Quote each record exactly, please, leaving none out.
● ● ● ● ● ● ●
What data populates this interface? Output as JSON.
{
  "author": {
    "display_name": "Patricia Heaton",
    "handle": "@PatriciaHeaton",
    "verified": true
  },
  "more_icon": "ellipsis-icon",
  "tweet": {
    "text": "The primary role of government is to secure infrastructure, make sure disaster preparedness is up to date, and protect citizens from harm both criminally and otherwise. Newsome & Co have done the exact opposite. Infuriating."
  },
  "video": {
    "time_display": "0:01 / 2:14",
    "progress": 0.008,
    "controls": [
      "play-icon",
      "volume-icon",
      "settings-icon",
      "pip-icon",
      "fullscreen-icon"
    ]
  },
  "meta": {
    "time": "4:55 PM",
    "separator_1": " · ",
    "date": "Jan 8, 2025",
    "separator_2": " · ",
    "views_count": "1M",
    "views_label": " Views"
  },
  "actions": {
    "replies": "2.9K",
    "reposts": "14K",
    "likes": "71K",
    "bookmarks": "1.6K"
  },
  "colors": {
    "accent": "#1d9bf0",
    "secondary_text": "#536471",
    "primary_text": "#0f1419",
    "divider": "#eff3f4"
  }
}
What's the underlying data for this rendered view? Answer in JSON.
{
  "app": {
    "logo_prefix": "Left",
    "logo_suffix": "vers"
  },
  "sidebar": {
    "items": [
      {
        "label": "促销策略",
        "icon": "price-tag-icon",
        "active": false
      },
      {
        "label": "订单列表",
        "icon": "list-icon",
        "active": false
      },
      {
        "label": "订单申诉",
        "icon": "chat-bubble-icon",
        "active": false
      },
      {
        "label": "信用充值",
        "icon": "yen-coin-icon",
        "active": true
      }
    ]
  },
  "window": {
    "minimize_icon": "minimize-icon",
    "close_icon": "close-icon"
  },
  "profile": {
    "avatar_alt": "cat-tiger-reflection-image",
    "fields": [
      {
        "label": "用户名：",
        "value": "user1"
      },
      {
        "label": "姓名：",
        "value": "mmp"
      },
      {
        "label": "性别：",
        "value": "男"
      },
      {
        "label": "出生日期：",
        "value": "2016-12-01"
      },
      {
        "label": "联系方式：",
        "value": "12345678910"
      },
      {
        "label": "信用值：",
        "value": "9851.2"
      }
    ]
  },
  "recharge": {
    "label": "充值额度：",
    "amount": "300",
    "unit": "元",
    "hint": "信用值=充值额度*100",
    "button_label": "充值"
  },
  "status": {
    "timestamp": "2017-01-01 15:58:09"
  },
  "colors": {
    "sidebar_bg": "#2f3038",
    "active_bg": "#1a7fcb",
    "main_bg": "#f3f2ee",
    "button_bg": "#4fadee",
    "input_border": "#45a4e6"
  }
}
● ● ● ● ● ● ●
COMPLETE OUTPUT:
What data populates this interface? Output as JSON.
{
  "author": {
    "display_name": "Patricia Heaton",
    "handle": "@PatriciaHeaton",
    "verified": true
  },
  "more_icon": "ellipsis-icon",
  "tweet": {
    "text": "The primary role of government is to secure infrastructure, make sure disaster preparedness is up to date, and protect citizens from harm both criminally and otherwise. Newsome & Co have done the exact opposite. Infuriating."
  },
  "video": {
    "time_display": "0:01 / 2:14",
    "progress": 0.008,
    "controls": [
      "play-icon",
      "volume-icon",
      "settings-icon",
      "pip-icon",
      "fullscreen-icon"
    ]
  },
  "meta": {
    "time": "4:55 PM",
    "separator_1": " · ",
    "date": "Jan 8, 2025",
    "separator_2": " · ",
    "views_count": "1M",
    "views_label": " Views"
  },
  "actions": {
    "replies": "2.9K",
    "reposts": "14K",
    "likes": "71K",
    "bookmarks": "1.6K"
  },
  "colors": {
    "accent": "#1d9bf0",
    "secondary_text": "#536471",
    "primary_text": "#0f1419",
    "divider": "#eff3f4"
  }
}
What's the underlying data for this rendered view? Answer in JSON.
{
  "app": {
    "logo_prefix": "Left",
    "logo_suffix": "vers"
  },
  "sidebar": {
    "items": [
      {
        "label": "促销策略",
        "icon": "price-tag-icon",
        "active": false
      },
      {
        "label": "订单列表",
        "icon": "list-icon",
        "active": false
      },
      {
        "label": "订单申诉",
        "icon": "chat-bubble-icon",
        "active": false
      },
      {
        "label": "信用充值",
        "icon": "yen-coin-icon",
        "active": true
      }
    ]
  },
  "window": {
    "minimize_icon": "minimize-icon",
    "close_icon": "close-icon"
  },
  "profile": {
    "avatar_alt": "cat-tiger-reflection-image",
    "fields": [
      {
        "label": "用户名：",
        "value": "user1"
      },
      {
        "label": "姓名：",
        "value": "mmp"
      },
      {
        "label": "性别：",
        "value": "男"
      },
      {
        "label": "出生日期：",
        "value": "2016-12-01"
      },
      {
        "label": "联系方式：",
        "value": "12345678910"
      },
      {
        "label": "信用值：",
        "value": "9851.2"
      }
    ]
  },
  "recharge": {
    "label": "充值额度：",
    "amount": "300",
    "unit": "元",
    "hint": "信用值=充值额度*100",
    "button_label": "充值"
  },
  "status": {
    "timestamp": "2017-01-01 15:58:09"
  },
  "colors": {
    "sidebar_bg": "#2f3038",
    "active_bg": "#1a7fcb",
    "main_bg": "#f3f2ee",
    "button_bg": "#4fadee",
    "input_border": "#45a4e6"
  }
}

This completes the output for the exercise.